THE EXERCISE: From the records below, extract all the text exactly and leave the images behind.

* begin *

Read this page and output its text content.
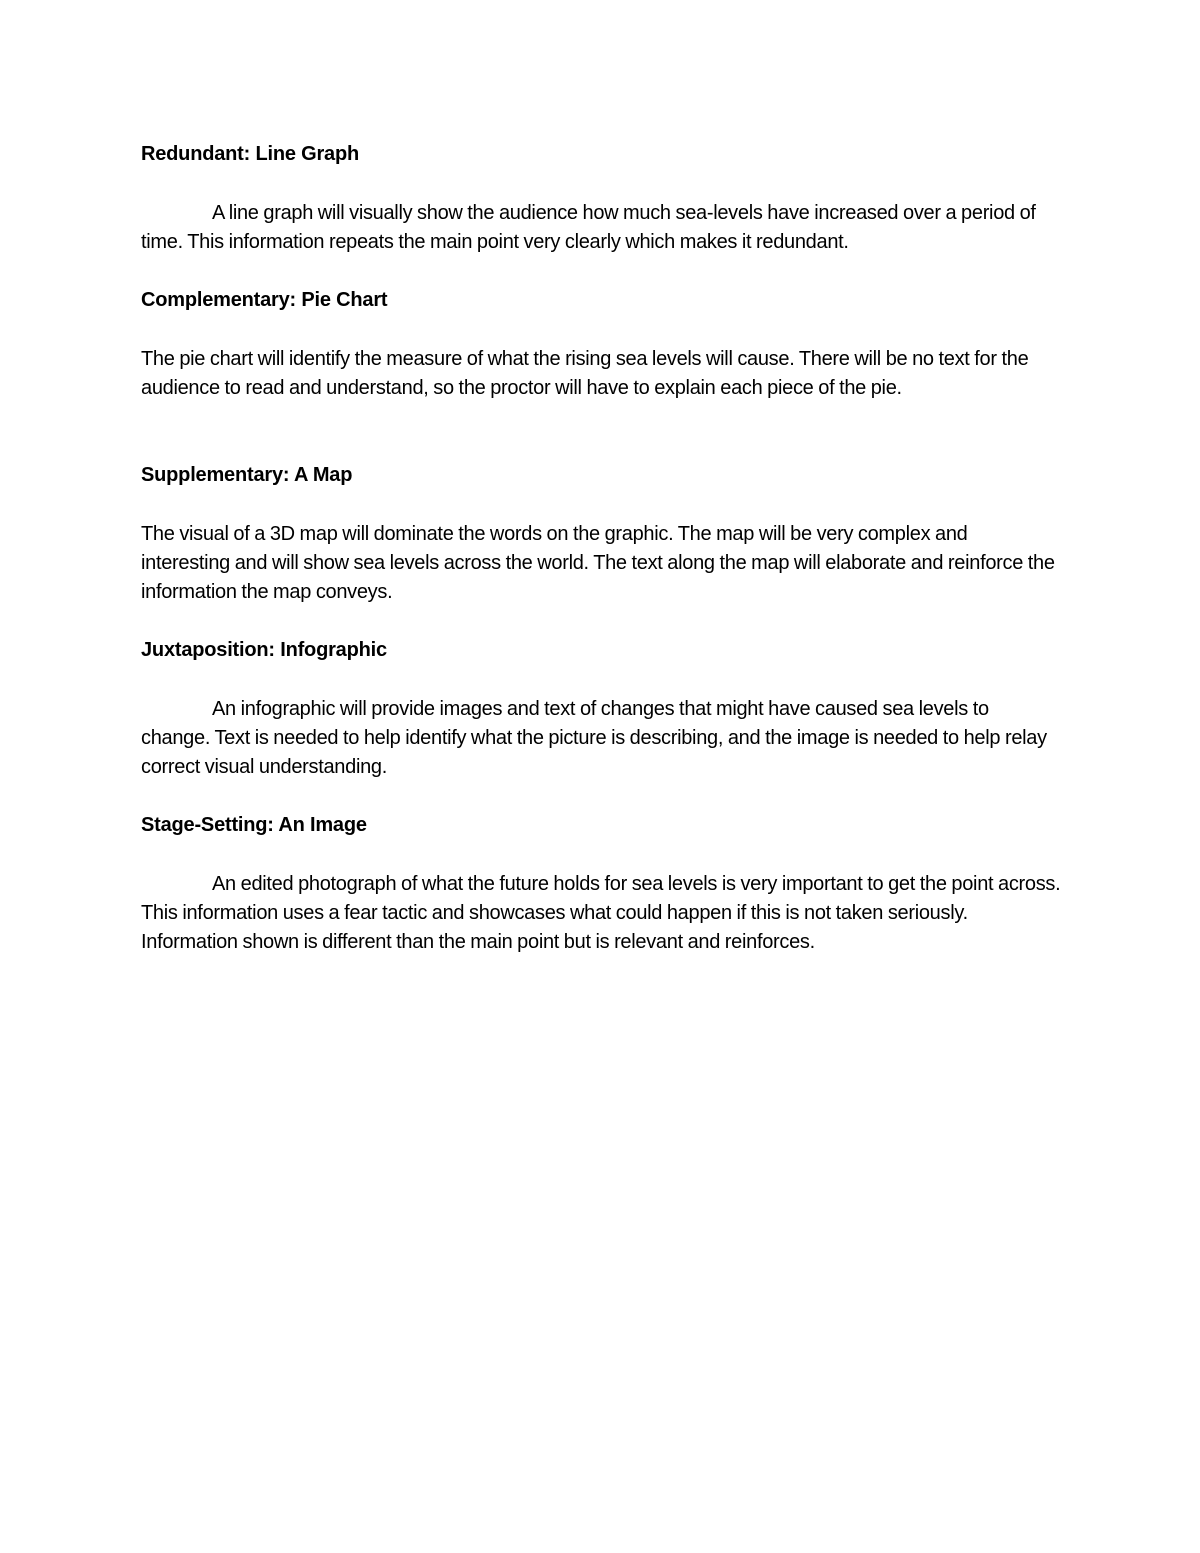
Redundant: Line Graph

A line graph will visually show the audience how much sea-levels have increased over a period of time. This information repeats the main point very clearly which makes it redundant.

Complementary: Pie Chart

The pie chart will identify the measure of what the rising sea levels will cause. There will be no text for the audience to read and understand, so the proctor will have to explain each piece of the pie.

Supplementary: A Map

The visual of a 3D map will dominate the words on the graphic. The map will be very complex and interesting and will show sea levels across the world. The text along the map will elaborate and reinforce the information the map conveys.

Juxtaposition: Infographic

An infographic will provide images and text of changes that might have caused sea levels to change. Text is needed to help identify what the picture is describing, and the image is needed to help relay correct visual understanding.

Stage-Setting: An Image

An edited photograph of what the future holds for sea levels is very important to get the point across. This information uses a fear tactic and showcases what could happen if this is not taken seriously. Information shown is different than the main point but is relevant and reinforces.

* end *

OUTPUT OF THE TASK:
Read this page and output its text content.
Redundant: Line Graph

A line graph will visually show the audience how much sea-levels have increased over a period of time. This information repeats the main point very clearly which makes it redundant.

Complementary: Pie Chart

The pie chart will identify the measure of what the rising sea levels will cause. There will be no text for the audience to read and understand, so the proctor will have to explain each piece of the pie.

Supplementary: A Map

The visual of a 3D map will dominate the words on the graphic. The map will be very complex and interesting and will show sea levels across the world. The text along the map will elaborate and reinforce the information the map conveys.

Juxtaposition: Infographic

An infographic will provide images and text of changes that might have caused sea levels to change. Text is needed to help identify what the picture is describing, and the image is needed to help relay correct visual understanding.

Stage-Setting: An Image

An edited photograph of what the future holds for sea levels is very important to get the point across. This information uses a fear tactic and showcases what could happen if this is not taken seriously. Information shown is different than the main point but is relevant and reinforces.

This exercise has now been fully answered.